-- START OF EXERCISE MATERIALS --
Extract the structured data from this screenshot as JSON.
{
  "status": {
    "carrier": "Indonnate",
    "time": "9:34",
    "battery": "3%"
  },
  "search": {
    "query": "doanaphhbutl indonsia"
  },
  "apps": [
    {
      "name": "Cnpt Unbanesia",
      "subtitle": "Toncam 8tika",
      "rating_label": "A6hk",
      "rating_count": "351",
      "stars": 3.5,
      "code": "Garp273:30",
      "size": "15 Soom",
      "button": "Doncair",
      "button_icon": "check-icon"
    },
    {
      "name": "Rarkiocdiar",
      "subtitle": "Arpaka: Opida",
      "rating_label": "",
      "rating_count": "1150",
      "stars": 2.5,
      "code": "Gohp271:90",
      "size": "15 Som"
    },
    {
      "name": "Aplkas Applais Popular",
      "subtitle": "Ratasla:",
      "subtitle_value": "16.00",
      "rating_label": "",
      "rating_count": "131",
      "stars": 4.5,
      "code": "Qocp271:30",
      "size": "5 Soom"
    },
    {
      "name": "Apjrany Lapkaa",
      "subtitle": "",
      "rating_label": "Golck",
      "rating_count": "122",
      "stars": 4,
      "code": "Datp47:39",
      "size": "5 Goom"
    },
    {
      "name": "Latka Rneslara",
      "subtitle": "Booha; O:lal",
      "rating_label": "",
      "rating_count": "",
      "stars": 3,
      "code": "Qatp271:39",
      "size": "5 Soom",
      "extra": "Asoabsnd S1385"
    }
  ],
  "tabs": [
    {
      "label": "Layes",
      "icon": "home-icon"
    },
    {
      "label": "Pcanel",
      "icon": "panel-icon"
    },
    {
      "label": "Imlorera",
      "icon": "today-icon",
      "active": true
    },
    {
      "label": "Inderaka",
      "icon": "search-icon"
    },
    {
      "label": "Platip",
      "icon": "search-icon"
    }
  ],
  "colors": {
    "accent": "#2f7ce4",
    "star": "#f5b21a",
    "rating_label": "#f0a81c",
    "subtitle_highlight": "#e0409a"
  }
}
-- END OF EXERCISE MATERIALS --
* WHAT TO PRODUCE
Scan the lines for the string "stars". Pick out every line that has it.

* WRITTEN SOLUTION
      "stars": 3.5,
      "stars": 2.5,
      "stars": 4.5,
      "stars": 4,
      "stars": 3,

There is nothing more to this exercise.